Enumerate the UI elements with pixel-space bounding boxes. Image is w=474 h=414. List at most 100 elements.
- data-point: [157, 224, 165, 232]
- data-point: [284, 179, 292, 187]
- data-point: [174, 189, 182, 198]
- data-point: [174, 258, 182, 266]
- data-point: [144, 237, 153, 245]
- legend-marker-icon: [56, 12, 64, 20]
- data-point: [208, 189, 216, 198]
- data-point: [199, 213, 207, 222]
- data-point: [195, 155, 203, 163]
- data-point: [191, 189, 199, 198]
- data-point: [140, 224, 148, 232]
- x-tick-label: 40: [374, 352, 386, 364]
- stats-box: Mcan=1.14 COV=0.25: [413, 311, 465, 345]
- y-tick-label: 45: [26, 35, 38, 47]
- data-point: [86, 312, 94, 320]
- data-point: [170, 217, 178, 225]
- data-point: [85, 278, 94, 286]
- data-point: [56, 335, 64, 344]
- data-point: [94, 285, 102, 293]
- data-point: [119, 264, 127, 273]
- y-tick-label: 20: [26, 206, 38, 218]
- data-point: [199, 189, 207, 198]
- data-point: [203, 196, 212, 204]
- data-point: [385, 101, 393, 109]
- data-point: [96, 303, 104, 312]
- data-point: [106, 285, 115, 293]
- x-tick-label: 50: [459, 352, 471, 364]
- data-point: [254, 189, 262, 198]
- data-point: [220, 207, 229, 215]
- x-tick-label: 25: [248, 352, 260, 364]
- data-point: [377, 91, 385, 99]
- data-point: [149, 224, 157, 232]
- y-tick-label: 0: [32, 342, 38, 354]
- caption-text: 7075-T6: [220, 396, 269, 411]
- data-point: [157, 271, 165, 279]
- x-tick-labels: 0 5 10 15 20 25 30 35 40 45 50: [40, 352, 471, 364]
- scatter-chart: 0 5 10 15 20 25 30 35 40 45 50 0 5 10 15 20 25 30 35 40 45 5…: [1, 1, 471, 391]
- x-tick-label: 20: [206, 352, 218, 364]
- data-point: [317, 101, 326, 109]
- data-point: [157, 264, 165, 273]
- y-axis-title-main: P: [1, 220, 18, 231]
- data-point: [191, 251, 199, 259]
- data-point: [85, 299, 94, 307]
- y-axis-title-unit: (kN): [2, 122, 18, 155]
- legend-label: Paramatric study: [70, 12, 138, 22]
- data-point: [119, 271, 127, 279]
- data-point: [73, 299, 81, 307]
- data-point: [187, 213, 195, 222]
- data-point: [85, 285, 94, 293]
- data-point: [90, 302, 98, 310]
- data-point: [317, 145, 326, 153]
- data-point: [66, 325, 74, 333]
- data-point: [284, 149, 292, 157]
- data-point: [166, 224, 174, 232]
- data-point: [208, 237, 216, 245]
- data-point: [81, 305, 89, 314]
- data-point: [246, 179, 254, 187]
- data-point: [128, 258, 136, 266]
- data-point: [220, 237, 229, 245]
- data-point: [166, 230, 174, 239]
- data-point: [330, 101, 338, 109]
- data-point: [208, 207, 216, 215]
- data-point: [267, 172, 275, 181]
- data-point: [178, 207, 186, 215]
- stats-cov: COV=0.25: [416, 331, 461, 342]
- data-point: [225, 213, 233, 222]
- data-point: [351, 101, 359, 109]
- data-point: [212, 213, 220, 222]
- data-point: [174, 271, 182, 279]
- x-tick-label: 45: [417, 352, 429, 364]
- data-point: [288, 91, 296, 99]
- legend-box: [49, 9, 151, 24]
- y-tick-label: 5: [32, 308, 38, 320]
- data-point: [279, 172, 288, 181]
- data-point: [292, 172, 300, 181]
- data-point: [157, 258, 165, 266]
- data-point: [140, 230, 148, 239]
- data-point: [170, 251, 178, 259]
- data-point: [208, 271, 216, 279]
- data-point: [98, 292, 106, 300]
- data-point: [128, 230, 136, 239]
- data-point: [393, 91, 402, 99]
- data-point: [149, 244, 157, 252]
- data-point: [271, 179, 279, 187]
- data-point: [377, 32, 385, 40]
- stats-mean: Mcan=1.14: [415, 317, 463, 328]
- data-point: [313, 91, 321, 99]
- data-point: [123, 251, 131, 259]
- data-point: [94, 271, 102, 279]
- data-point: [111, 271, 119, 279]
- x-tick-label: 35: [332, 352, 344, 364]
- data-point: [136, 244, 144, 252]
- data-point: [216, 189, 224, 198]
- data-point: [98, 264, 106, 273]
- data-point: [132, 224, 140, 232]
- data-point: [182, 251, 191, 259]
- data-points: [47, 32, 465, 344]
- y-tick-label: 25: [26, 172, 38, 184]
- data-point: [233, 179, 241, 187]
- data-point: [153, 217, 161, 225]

☆ ☆ ☆

WHAT IS EXPECTED: Print all of the material above again, line for line, with no changes.

OUTPUT OF THE TASK:
Enumerate the UI elements with pixel-space bounding boxes. Image is w=474 h=414. List at most 100 elements.
- data-point: [157, 224, 165, 232]
- data-point: [284, 179, 292, 187]
- data-point: [174, 189, 182, 198]
- data-point: [174, 258, 182, 266]
- data-point: [144, 237, 153, 245]
- legend-marker-icon: [56, 12, 64, 20]
- data-point: [208, 189, 216, 198]
- data-point: [199, 213, 207, 222]
- data-point: [195, 155, 203, 163]
- data-point: [191, 189, 199, 198]
- data-point: [140, 224, 148, 232]
- x-tick-label: 40: [374, 352, 386, 364]
- stats-box: Mcan=1.14 COV=0.25: [413, 311, 465, 345]
- y-tick-label: 45: [26, 35, 38, 47]
- data-point: [86, 312, 94, 320]
- data-point: [170, 217, 178, 225]
- data-point: [85, 278, 94, 286]
- data-point: [56, 335, 64, 344]
- data-point: [94, 285, 102, 293]
- data-point: [119, 264, 127, 273]
- y-tick-label: 20: [26, 206, 38, 218]
- data-point: [199, 189, 207, 198]
- data-point: [203, 196, 212, 204]
- data-point: [385, 101, 393, 109]
- data-point: [96, 303, 104, 312]
- data-point: [106, 285, 115, 293]
- x-tick-label: 50: [459, 352, 471, 364]
- data-point: [254, 189, 262, 198]
- data-point: [220, 207, 229, 215]
- x-tick-label: 25: [248, 352, 260, 364]
- data-point: [377, 91, 385, 99]
- data-point: [149, 224, 157, 232]
- y-tick-label: 0: [32, 342, 38, 354]
- caption-text: 7075-T6: [220, 396, 269, 411]
- data-point: [157, 271, 165, 279]
- x-tick-labels: 0 5 10 15 20 25 30 35 40 45 50: [40, 352, 471, 364]
- scatter-chart: 0 5 10 15 20 25 30 35 40 45 50 0 5 10 15 20 25 30 35 40 45 5…: [1, 1, 471, 391]
- x-tick-label: 20: [206, 352, 218, 364]
- data-point: [317, 101, 326, 109]
- data-point: [157, 264, 165, 273]
- y-axis-title-main: P: [1, 220, 18, 231]
- data-point: [191, 251, 199, 259]
- data-point: [85, 299, 94, 307]
- y-axis-title-unit: (kN): [2, 122, 18, 155]
- legend-label: Paramatric study: [70, 12, 138, 22]
- data-point: [119, 271, 127, 279]
- data-point: [73, 299, 81, 307]
- data-point: [187, 213, 195, 222]
- data-point: [85, 285, 94, 293]
- data-point: [90, 302, 98, 310]
- data-point: [317, 145, 326, 153]
- data-point: [66, 325, 74, 333]
- data-point: [284, 149, 292, 157]
- data-point: [166, 224, 174, 232]
- data-point: [208, 237, 216, 245]
- data-point: [81, 305, 89, 314]
- data-point: [246, 179, 254, 187]
- data-point: [128, 258, 136, 266]
- data-point: [220, 237, 229, 245]
- data-point: [166, 230, 174, 239]
- data-point: [330, 101, 338, 109]
- data-point: [208, 207, 216, 215]
- data-point: [267, 172, 275, 181]
- data-point: [178, 207, 186, 215]
- stats-cov: COV=0.25: [416, 331, 461, 342]
- data-point: [225, 213, 233, 222]
- data-point: [351, 101, 359, 109]
- data-point: [212, 213, 220, 222]
- data-point: [174, 271, 182, 279]
- x-tick-label: 45: [417, 352, 429, 364]
- data-point: [288, 91, 296, 99]
- legend-box: [49, 9, 151, 24]
- y-tick-label: 5: [32, 308, 38, 320]
- data-point: [279, 172, 288, 181]
- data-point: [292, 172, 300, 181]
- data-point: [157, 258, 165, 266]
- data-point: [140, 230, 148, 239]
- data-point: [170, 251, 178, 259]
- data-point: [208, 271, 216, 279]
- data-point: [98, 292, 106, 300]
- data-point: [128, 230, 136, 239]
- data-point: [393, 91, 402, 99]
- data-point: [149, 244, 157, 252]
- data-point: [271, 179, 279, 187]
- data-point: [377, 32, 385, 40]
- stats-mean: Mcan=1.14: [415, 317, 463, 328]
- data-point: [313, 91, 321, 99]
- data-point: [123, 251, 131, 259]
- data-point: [94, 271, 102, 279]
- data-point: [111, 271, 119, 279]
- x-tick-label: 35: [332, 352, 344, 364]
- data-point: [136, 244, 144, 252]
- data-point: [216, 189, 224, 198]
- data-point: [98, 264, 106, 273]
- data-point: [132, 224, 140, 232]
- data-point: [182, 251, 191, 259]
- data-points: [47, 32, 465, 344]
- y-tick-label: 25: [26, 172, 38, 184]
- data-point: [233, 179, 241, 187]
- data-point: [153, 217, 161, 225]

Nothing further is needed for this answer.